[Opening SELECTED EXCERPT section]

22. A copy of this judgment along with the Lower Court Records may be sent down to the learned Trial Court forthwith. 23. Urgent photostat certified copy of this judgment, if applied for, be given to the parties, as expeditiously as possible, upon compliance with the necessary formalities in this regard. I agree. : Jay Sengupta, J.

[Closing SELECTED EXCERPT section]
[Opening GIVEN DATA section]

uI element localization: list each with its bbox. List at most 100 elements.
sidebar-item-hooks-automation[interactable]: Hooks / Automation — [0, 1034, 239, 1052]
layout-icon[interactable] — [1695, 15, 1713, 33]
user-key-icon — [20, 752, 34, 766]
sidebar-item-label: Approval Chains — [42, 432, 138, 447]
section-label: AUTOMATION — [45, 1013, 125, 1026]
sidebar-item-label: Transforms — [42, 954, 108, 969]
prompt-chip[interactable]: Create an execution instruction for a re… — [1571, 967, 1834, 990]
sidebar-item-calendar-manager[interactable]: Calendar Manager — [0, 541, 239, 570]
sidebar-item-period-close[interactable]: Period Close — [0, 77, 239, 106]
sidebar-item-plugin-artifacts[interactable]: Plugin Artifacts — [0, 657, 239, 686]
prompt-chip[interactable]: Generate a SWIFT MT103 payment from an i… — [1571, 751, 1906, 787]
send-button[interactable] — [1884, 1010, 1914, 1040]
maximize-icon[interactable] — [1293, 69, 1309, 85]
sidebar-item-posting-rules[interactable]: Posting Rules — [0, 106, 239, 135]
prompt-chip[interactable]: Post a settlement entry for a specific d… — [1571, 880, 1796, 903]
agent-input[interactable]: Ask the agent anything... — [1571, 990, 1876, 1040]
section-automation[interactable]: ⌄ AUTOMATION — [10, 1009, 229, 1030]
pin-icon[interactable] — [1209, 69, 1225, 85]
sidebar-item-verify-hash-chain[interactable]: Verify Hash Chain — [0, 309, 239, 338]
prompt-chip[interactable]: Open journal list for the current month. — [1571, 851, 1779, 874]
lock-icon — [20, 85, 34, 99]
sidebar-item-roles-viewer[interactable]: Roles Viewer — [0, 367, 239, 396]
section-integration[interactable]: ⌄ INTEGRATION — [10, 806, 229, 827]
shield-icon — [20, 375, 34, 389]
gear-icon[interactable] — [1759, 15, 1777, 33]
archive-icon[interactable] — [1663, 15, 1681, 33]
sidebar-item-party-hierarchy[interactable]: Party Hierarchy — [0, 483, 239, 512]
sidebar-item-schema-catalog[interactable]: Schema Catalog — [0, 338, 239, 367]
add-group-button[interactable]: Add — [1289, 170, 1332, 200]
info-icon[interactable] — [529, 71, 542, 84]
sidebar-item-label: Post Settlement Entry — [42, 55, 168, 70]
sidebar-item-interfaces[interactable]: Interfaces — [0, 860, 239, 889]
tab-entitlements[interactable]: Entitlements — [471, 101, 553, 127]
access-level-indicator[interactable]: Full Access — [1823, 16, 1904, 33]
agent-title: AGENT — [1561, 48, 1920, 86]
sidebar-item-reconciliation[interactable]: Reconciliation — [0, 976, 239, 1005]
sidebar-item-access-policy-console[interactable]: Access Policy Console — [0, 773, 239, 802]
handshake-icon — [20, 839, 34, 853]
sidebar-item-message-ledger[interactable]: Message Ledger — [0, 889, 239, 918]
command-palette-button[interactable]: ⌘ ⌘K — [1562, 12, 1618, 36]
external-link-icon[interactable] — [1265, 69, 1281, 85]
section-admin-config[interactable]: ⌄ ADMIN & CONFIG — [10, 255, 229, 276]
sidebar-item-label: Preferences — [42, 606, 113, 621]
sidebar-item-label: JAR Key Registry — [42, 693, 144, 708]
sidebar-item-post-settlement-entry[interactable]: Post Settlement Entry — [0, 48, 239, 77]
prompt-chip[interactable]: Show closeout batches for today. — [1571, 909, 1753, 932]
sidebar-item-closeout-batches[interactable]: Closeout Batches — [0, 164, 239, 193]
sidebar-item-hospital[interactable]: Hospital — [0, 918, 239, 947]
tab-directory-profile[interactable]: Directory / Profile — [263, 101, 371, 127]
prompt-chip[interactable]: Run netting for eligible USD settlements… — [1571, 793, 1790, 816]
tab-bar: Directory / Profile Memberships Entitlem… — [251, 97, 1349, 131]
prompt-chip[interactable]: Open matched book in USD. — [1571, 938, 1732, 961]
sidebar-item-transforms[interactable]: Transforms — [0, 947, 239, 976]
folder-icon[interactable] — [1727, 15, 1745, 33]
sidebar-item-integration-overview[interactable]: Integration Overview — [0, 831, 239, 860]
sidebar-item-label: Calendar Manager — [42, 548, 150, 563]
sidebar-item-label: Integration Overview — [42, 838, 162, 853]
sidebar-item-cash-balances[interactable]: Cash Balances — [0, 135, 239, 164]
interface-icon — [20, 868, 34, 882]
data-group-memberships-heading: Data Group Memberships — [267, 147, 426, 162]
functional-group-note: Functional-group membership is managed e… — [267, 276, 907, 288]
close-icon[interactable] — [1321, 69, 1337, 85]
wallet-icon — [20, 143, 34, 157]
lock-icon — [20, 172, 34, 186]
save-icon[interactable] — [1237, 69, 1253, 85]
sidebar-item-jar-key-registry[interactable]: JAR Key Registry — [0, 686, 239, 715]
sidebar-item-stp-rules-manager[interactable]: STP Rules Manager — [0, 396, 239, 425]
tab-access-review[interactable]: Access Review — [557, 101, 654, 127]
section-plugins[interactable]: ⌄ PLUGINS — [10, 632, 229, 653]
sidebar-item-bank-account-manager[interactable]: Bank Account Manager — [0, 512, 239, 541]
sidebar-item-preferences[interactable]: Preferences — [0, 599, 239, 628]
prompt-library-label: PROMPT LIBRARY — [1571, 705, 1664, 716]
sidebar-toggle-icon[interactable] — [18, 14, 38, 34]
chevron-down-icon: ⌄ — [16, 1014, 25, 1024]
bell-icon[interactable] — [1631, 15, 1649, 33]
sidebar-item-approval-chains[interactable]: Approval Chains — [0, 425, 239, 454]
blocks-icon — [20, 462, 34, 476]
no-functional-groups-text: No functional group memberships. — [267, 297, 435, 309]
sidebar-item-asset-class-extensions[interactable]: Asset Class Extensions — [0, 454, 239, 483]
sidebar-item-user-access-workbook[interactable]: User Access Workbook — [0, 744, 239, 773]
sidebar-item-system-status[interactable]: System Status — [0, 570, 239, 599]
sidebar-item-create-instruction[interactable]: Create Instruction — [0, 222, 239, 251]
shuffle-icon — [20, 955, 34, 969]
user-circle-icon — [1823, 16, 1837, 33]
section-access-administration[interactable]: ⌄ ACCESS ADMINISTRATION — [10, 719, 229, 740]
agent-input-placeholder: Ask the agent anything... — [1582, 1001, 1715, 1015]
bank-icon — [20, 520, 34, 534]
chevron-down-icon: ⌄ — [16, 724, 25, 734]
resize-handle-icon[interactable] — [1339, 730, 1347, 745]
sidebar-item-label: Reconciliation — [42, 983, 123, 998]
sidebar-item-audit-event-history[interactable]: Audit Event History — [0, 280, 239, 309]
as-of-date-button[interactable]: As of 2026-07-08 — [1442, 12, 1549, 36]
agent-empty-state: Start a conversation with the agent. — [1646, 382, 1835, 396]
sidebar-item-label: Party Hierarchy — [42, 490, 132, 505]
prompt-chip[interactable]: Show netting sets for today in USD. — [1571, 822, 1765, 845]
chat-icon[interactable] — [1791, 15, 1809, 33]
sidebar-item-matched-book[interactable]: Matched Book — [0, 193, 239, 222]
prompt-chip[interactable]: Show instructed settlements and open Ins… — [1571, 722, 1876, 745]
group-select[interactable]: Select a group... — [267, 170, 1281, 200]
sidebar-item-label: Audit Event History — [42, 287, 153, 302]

[Closing GIVEN DATA section]

**PROBLEM STATEMENT**
Reproduce the passage from the court judgment excerpt, beginning at the words "22. A copy of" and ending after the words "Jay Sengupta, J.".

**ANSWER BOX**
22. A copy of this judgment along with the Lower Court Records may be sent down to the learned Trial Court forthwith. 23. Urgent photostat certified copy of this judgment, if applied for, be given to the parties, as expeditiously as possible, upon compliance with the necessary formalities in this regard. I agree. : Jay Sengupta, J.